**PROBLEM TO SOLVE:** Keep the images out and copy every entry below exactly.

**EXTRACTED MATERIAL:**
------------------------------
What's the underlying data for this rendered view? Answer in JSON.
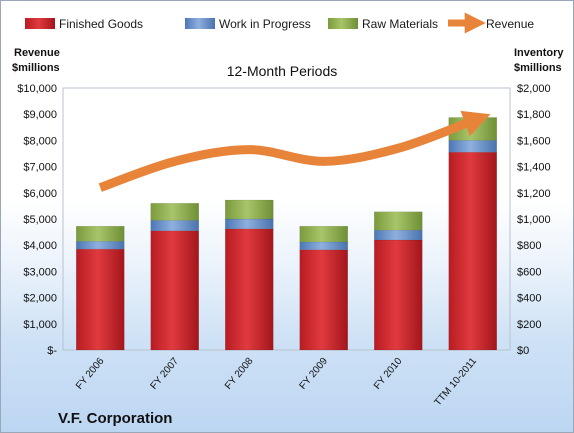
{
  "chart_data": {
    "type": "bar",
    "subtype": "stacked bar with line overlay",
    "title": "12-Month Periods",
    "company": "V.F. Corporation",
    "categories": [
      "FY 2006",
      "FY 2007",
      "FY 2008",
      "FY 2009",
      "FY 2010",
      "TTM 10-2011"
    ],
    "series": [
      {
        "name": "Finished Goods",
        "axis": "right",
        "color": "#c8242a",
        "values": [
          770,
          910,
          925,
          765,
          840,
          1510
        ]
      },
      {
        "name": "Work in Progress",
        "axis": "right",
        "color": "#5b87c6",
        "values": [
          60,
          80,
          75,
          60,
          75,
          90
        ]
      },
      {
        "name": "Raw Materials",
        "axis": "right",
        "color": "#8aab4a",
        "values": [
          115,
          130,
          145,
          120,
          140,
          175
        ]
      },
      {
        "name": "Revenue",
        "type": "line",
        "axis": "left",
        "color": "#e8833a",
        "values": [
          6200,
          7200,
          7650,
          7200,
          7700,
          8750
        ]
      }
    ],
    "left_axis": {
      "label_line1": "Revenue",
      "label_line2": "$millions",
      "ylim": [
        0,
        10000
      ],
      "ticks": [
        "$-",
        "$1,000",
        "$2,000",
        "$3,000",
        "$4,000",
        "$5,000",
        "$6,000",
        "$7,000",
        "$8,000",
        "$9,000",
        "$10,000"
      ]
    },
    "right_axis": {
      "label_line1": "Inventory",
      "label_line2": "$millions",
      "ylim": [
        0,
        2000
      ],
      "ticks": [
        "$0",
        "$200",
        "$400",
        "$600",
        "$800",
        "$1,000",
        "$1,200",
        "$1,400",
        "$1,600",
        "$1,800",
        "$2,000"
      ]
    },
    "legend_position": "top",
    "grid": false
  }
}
------------------------------
**SOLUTION FOR THIS TASK:**
What's the underlying data for this rendered view? Answer in JSON.
{
  "chart_data": {
    "type": "bar",
    "subtype": "stacked bar with line overlay",
    "title": "12-Month Periods",
    "company": "V.F. Corporation",
    "categories": [
      "FY 2006",
      "FY 2007",
      "FY 2008",
      "FY 2009",
      "FY 2010",
      "TTM 10-2011"
    ],
    "series": [
      {
        "name": "Finished Goods",
        "axis": "right",
        "color": "#c8242a",
        "values": [
          770,
          910,
          925,
          765,
          840,
          1510
        ]
      },
      {
        "name": "Work in Progress",
        "axis": "right",
        "color": "#5b87c6",
        "values": [
          60,
          80,
          75,
          60,
          75,
          90
        ]
      },
      {
        "name": "Raw Materials",
        "axis": "right",
        "color": "#8aab4a",
        "values": [
          115,
          130,
          145,
          120,
          140,
          175
        ]
      },
      {
        "name": "Revenue",
        "type": "line",
        "axis": "left",
        "color": "#e8833a",
        "values": [
          6200,
          7200,
          7650,
          7200,
          7700,
          8750
        ]
      }
    ],
    "left_axis": {
      "label_line1": "Revenue",
      "label_line2": "$millions",
      "ylim": [
        0,
        10000
      ],
      "ticks": [
        "$-",
        "$1,000",
        "$2,000",
        "$3,000",
        "$4,000",
        "$5,000",
        "$6,000",
        "$7,000",
        "$8,000",
        "$9,000",
        "$10,000"
      ]
    },
    "right_axis": {
      "label_line1": "Inventory",
      "label_line2": "$millions",
      "ylim": [
        0,
        2000
      ],
      "ticks": [
        "$0",
        "$200",
        "$400",
        "$600",
        "$800",
        "$1,000",
        "$1,200",
        "$1,400",
        "$1,600",
        "$1,800",
        "$2,000"
      ]
    },
    "legend_position": "top",
    "grid": false
  }
}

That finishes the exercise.